* _What is being asked_
Within the material below, find each line bearing the word "screenshot" and present it.

* _Dataset_
....

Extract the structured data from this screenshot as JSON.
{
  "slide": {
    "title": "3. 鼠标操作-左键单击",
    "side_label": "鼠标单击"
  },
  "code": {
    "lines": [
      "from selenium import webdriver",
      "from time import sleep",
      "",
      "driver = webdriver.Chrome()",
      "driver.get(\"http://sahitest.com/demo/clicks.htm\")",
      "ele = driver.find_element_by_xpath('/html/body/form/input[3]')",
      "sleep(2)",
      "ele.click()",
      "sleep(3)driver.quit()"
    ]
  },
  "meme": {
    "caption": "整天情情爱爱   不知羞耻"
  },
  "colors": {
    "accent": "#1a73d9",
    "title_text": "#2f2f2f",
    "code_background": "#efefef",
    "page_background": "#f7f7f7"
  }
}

....

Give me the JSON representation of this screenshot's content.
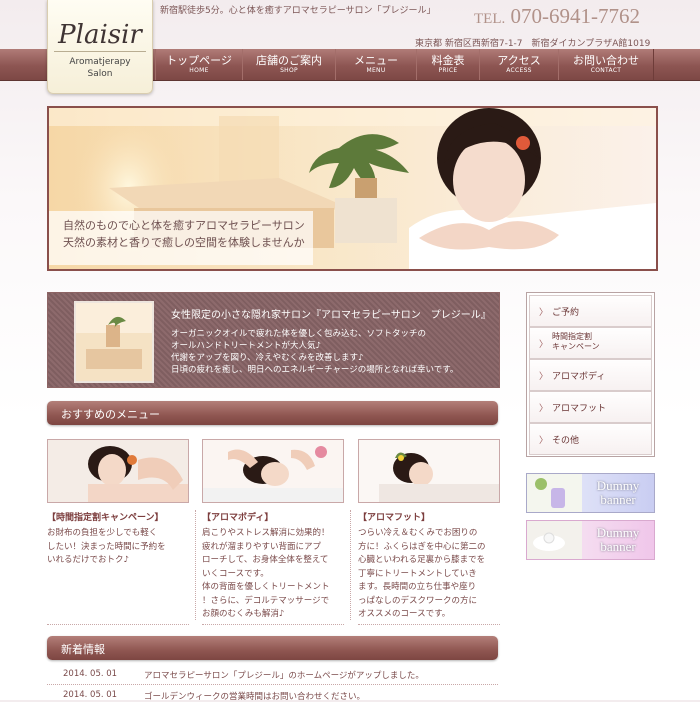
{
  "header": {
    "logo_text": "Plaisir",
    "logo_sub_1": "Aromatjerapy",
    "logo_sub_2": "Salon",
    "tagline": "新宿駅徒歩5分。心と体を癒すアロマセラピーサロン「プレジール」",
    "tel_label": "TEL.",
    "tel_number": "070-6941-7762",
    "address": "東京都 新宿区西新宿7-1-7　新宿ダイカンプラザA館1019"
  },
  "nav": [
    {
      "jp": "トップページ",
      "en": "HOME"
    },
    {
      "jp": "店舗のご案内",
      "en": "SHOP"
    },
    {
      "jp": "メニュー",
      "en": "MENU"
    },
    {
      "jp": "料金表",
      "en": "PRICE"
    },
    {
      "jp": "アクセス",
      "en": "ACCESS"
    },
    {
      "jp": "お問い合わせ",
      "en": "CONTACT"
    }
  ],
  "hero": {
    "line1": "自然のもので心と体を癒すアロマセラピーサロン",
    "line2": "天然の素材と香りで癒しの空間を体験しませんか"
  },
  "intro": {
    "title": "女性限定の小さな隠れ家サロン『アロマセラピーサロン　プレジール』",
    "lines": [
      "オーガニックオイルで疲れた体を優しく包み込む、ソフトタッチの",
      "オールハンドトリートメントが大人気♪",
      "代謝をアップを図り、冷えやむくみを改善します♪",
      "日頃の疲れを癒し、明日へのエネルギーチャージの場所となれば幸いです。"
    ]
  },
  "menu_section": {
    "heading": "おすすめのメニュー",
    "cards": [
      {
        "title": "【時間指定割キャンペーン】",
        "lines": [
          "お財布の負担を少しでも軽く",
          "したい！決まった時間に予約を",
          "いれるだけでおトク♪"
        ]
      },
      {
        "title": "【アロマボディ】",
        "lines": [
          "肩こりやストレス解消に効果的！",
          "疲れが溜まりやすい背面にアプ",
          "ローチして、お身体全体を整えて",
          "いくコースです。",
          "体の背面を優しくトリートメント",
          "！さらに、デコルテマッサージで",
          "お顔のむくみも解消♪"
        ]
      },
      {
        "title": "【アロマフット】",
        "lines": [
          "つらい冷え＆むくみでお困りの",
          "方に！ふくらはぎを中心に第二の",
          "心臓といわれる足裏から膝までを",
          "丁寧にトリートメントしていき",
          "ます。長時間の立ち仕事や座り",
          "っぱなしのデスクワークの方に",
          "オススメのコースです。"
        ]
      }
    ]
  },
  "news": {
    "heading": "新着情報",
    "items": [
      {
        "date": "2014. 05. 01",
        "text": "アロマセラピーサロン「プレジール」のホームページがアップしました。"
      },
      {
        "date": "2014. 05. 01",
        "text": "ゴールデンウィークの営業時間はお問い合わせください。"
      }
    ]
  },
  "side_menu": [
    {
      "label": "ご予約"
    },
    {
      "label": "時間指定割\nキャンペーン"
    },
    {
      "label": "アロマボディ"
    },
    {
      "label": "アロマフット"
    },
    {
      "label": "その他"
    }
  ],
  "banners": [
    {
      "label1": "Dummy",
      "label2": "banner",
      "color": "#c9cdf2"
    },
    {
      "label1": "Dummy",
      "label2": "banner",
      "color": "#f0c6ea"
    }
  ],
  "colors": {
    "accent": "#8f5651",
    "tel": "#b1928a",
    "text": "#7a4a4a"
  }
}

....

* _Finished exercise_
Extract the structured data from this screenshot as JSON.
Give me the JSON representation of this screenshot's content.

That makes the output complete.